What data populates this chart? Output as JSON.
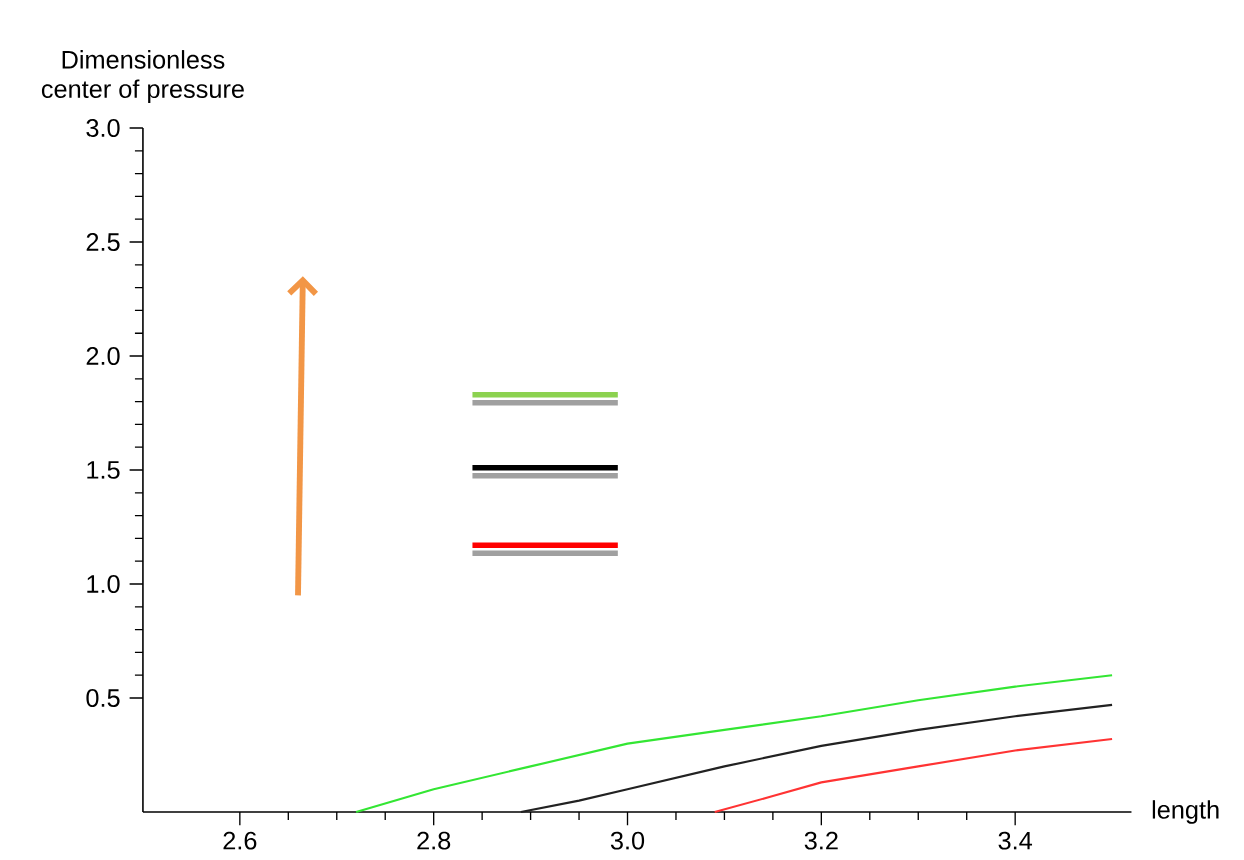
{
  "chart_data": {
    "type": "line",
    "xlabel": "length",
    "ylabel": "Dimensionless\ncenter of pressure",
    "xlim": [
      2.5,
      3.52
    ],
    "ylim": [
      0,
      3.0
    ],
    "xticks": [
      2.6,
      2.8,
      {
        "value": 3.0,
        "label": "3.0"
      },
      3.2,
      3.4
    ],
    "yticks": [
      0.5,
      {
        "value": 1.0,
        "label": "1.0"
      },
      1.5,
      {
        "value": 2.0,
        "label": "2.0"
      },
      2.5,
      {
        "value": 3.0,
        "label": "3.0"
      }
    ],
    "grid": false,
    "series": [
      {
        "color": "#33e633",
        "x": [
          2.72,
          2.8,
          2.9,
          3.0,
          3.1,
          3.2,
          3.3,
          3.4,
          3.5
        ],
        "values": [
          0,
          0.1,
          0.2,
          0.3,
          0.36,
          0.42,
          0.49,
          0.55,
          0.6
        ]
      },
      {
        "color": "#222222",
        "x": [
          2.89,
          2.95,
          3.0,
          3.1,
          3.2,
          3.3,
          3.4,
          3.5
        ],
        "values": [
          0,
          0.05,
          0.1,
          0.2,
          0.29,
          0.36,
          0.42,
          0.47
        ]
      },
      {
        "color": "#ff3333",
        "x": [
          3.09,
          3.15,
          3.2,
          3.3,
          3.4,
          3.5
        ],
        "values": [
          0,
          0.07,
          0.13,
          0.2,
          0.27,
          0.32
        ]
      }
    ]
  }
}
**********
## TASK DIRECTIONS
Using the records above, gather all lines where the string "color" is present.

## OUTPUT
        "color": "#33e633",
        "color": "#222222",
        "color": "#ff3333",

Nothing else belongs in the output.